## Written task
Return all the data below as it stands, minus the pictures.

## Data entries
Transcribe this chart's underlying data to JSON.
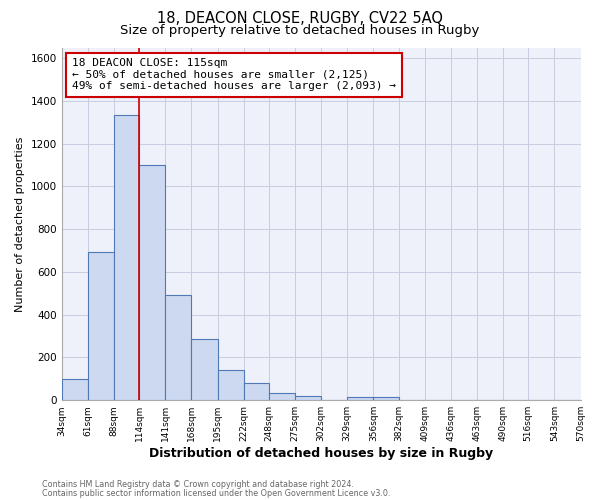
{
  "title": "18, DEACON CLOSE, RUGBY, CV22 5AQ",
  "subtitle": "Size of property relative to detached houses in Rugby",
  "xlabel": "Distribution of detached houses by size in Rugby",
  "ylabel": "Number of detached properties",
  "bar_values": [
    100,
    695,
    1335,
    1100,
    490,
    285,
    140,
    80,
    35,
    20,
    0,
    15,
    15,
    0,
    0,
    0,
    0,
    0,
    0,
    0
  ],
  "bar_edges": [
    34,
    61,
    88,
    114,
    141,
    168,
    195,
    222,
    248,
    275,
    302,
    329,
    356,
    382,
    409,
    436,
    463,
    490,
    516,
    543,
    570
  ],
  "tick_labels": [
    "34sqm",
    "61sqm",
    "88sqm",
    "114sqm",
    "141sqm",
    "168sqm",
    "195sqm",
    "222sqm",
    "248sqm",
    "275sqm",
    "302sqm",
    "329sqm",
    "356sqm",
    "382sqm",
    "409sqm",
    "436sqm",
    "463sqm",
    "490sqm",
    "516sqm",
    "543sqm",
    "570sqm"
  ],
  "bar_color": "#ccd9f0",
  "bar_edge_color": "#4f7ab5",
  "vline_x": 114,
  "vline_color": "#cc0000",
  "annotation_line1": "18 DEACON CLOSE: 115sqm",
  "annotation_line2": "← 50% of detached houses are smaller (2,125)",
  "annotation_line3": "49% of semi-detached houses are larger (2,093) →",
  "ylim": [
    0,
    1650
  ],
  "yticks": [
    0,
    200,
    400,
    600,
    800,
    1000,
    1200,
    1400,
    1600
  ],
  "bg_color": "#ffffff",
  "plot_bg_color": "#eef0fa",
  "footer_line1": "Contains HM Land Registry data © Crown copyright and database right 2024.",
  "footer_line2": "Contains public sector information licensed under the Open Government Licence v3.0.",
  "title_fontsize": 10.5,
  "subtitle_fontsize": 9.5,
  "annotation_fontsize": 8.0,
  "ylabel_fontsize": 8,
  "xlabel_fontsize": 9,
  "grid_color": "#c8cce0",
  "tick_fontsize": 6.5,
  "ytick_fontsize": 7.5
}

## Answer to the exercise
Transcribe this chart's underlying data to JSON.
{
  "title": "18, DEACON CLOSE, RUGBY, CV22 5AQ",
  "subtitle": "Size of property relative to detached houses in Rugby",
  "xlabel": "Distribution of detached houses by size in Rugby",
  "ylabel": "Number of detached properties",
  "bar_values": [
    100,
    695,
    1335,
    1100,
    490,
    285,
    140,
    80,
    35,
    20,
    0,
    15,
    15,
    0,
    0,
    0,
    0,
    0,
    0,
    0
  ],
  "bar_edges": [
    34,
    61,
    88,
    114,
    141,
    168,
    195,
    222,
    248,
    275,
    302,
    329,
    356,
    382,
    409,
    436,
    463,
    490,
    516,
    543,
    570
  ],
  "tick_labels": [
    "34sqm",
    "61sqm",
    "88sqm",
    "114sqm",
    "141sqm",
    "168sqm",
    "195sqm",
    "222sqm",
    "248sqm",
    "275sqm",
    "302sqm",
    "329sqm",
    "356sqm",
    "382sqm",
    "409sqm",
    "436sqm",
    "463sqm",
    "490sqm",
    "516sqm",
    "543sqm",
    "570sqm"
  ],
  "bar_color": "#ccd9f0",
  "bar_edge_color": "#4f7ab5",
  "vline_x": 114,
  "vline_color": "#cc0000",
  "annotation_line1": "18 DEACON CLOSE: 115sqm",
  "annotation_line2": "← 50% of detached houses are smaller (2,125)",
  "annotation_line3": "49% of semi-detached houses are larger (2,093) →",
  "ylim": [
    0,
    1650
  ],
  "yticks": [
    0,
    200,
    400,
    600,
    800,
    1000,
    1200,
    1400,
    1600
  ],
  "bg_color": "#ffffff",
  "plot_bg_color": "#eef0fa",
  "footer_line1": "Contains HM Land Registry data © Crown copyright and database right 2024.",
  "footer_line2": "Contains public sector information licensed under the Open Government Licence v3.0.",
  "title_fontsize": 10.5,
  "subtitle_fontsize": 9.5,
  "annotation_fontsize": 8.0,
  "ylabel_fontsize": 8,
  "xlabel_fontsize": 9,
  "grid_color": "#c8cce0",
  "tick_fontsize": 6.5,
  "ytick_fontsize": 7.5
}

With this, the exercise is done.